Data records
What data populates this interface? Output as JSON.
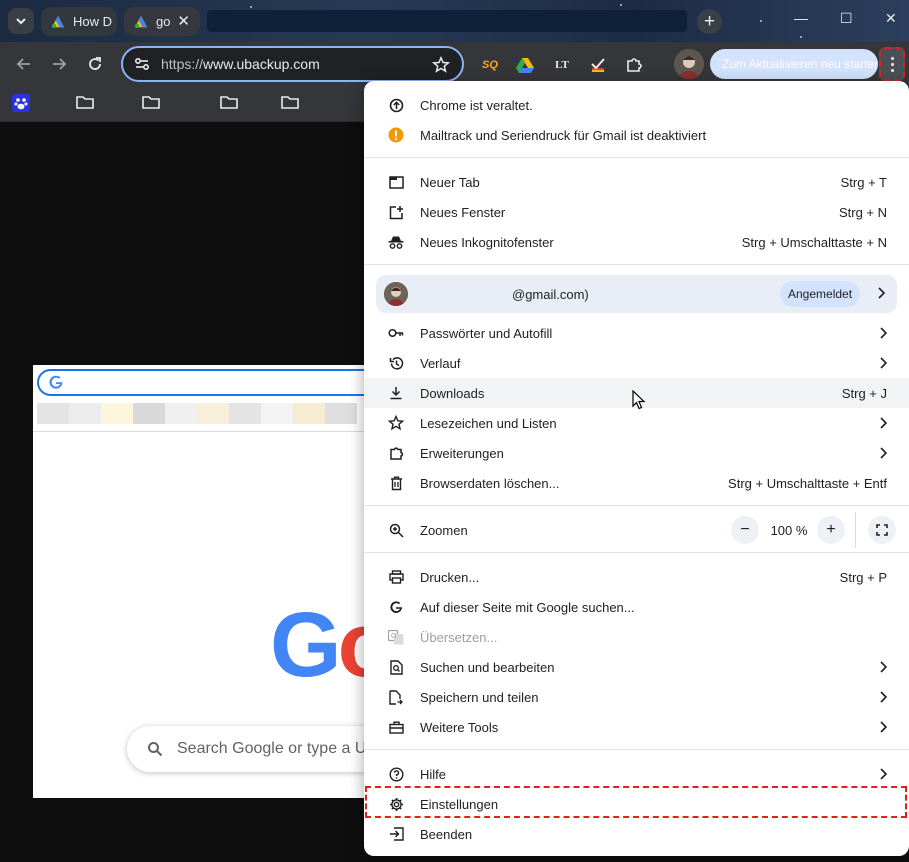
{
  "tabs": [
    {
      "label": "How D"
    },
    {
      "label": "go"
    }
  ],
  "address_bar": {
    "scheme": "https://",
    "host": "www.ubackup.com"
  },
  "toolbar": {
    "update_button": "Zum Aktualisieren neu starten"
  },
  "extensions": [
    "sq-extension-icon",
    "google-drive-icon",
    "languagetool-icon",
    "checkmark-extension-icon",
    "puzzle-icon"
  ],
  "page": {
    "search_placeholder": "Search Google or type a U",
    "logo_text_blue": "G",
    "logo_text_red": "o"
  },
  "menu": {
    "notices": [
      {
        "label": "Chrome ist veraltet."
      },
      {
        "label": "Mailtrack und Seriendruck für Gmail ist deaktiviert"
      }
    ],
    "new_tab": {
      "label": "Neuer Tab",
      "shortcut": "Strg + T"
    },
    "new_window": {
      "label": "Neues Fenster",
      "shortcut": "Strg + N"
    },
    "incognito": {
      "label": "Neues Inkognitofenster",
      "shortcut": "Strg + Umschalttaste + N"
    },
    "account": {
      "email": "@gmail.com)",
      "status": "Angemeldet"
    },
    "passwords": {
      "label": "Passwörter und Autofill"
    },
    "history": {
      "label": "Verlauf"
    },
    "downloads": {
      "label": "Downloads",
      "shortcut": "Strg + J"
    },
    "bookmarks": {
      "label": "Lesezeichen und Listen"
    },
    "extensions": {
      "label": "Erweiterungen"
    },
    "clear_data": {
      "label": "Browserdaten löschen...",
      "shortcut": "Strg + Umschalttaste + Entf"
    },
    "zoom": {
      "label": "Zoomen",
      "value": "100 %",
      "minus": "−",
      "plus": "+"
    },
    "print": {
      "label": "Drucken...",
      "shortcut": "Strg + P"
    },
    "search_page": {
      "label": "Auf dieser Seite mit Google suchen..."
    },
    "translate": {
      "label": "Übersetzen..."
    },
    "find_edit": {
      "label": "Suchen und bearbeiten"
    },
    "save_share": {
      "label": "Speichern und teilen"
    },
    "more_tools": {
      "label": "Weitere Tools"
    },
    "help": {
      "label": "Hilfe"
    },
    "settings": {
      "label": "Einstellungen"
    },
    "exit": {
      "label": "Beenden"
    }
  },
  "colors": {
    "highlight": "#e0201b",
    "accent": "#8ab4f8",
    "badge": "#d3e3fd"
  }
}
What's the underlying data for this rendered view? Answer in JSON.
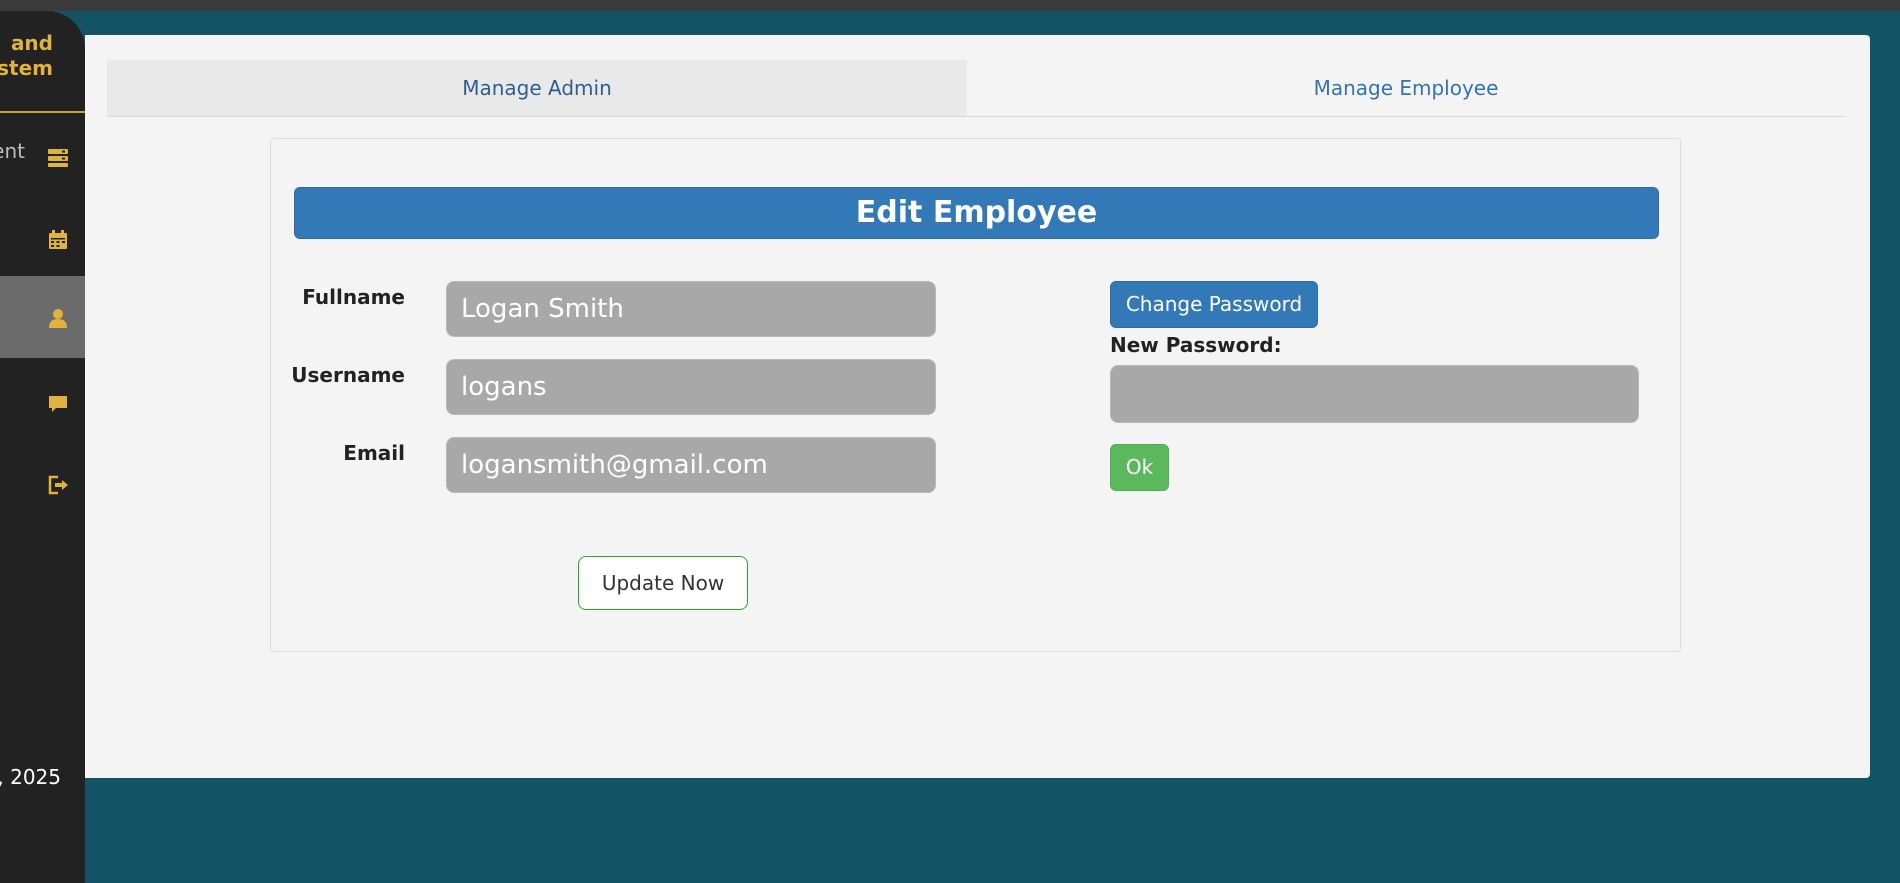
{
  "sidebar": {
    "brand_line1": "and",
    "brand_line2": "ystem",
    "items": [
      {
        "label": "ent",
        "icon": "server-icon",
        "active": false
      },
      {
        "label": "",
        "icon": "calendar-icon",
        "active": false
      },
      {
        "label": "",
        "icon": "user-icon",
        "active": true
      },
      {
        "label": "",
        "icon": "comment-icon",
        "active": false
      },
      {
        "label": "",
        "icon": "logout-icon",
        "active": false
      }
    ],
    "date_text": ", 2025"
  },
  "tabs": [
    {
      "label": "Manage Admin"
    },
    {
      "label": "Manage Employee"
    }
  ],
  "form": {
    "title": "Edit Employee",
    "fullname_label": "Fullname",
    "fullname_value": "Logan Smith",
    "username_label": "Username",
    "username_value": "logans",
    "email_label": "Email",
    "email_value": "logansmith@gmail.com",
    "update_button": "Update Now",
    "change_password_button": "Change Password",
    "new_password_label": "New Password:",
    "new_password_value": "",
    "ok_button": "Ok"
  },
  "colors": {
    "background": "#125366",
    "sidebar": "#222222",
    "accent_gold": "#e0b33c",
    "primary": "#3379b7",
    "success": "#5cb85c",
    "field_bg": "#a8a8a8"
  }
}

Request
Emit the lines from the line containing "What's the underlying" to the final line of the material, inclusive, exactly as written; pictures are excluded.

Answer for the task
What's the underlying data for this rendered view? Answer in JSON.
{
  "sidebar": {
    "brand_line1": "and",
    "brand_line2": "ystem",
    "items": [
      {
        "label": "ent",
        "icon": "server-icon",
        "active": false
      },
      {
        "label": "",
        "icon": "calendar-icon",
        "active": false
      },
      {
        "label": "",
        "icon": "user-icon",
        "active": true
      },
      {
        "label": "",
        "icon": "comment-icon",
        "active": false
      },
      {
        "label": "",
        "icon": "logout-icon",
        "active": false
      }
    ],
    "date_text": ", 2025"
  },
  "tabs": [
    {
      "label": "Manage Admin"
    },
    {
      "label": "Manage Employee"
    }
  ],
  "form": {
    "title": "Edit Employee",
    "fullname_label": "Fullname",
    "fullname_value": "Logan Smith",
    "username_label": "Username",
    "username_value": "logans",
    "email_label": "Email",
    "email_value": "logansmith@gmail.com",
    "update_button": "Update Now",
    "change_password_button": "Change Password",
    "new_password_label": "New Password:",
    "new_password_value": "",
    "ok_button": "Ok"
  },
  "colors": {
    "background": "#125366",
    "sidebar": "#222222",
    "accent_gold": "#e0b33c",
    "primary": "#3379b7",
    "success": "#5cb85c",
    "field_bg": "#a8a8a8"
  }
}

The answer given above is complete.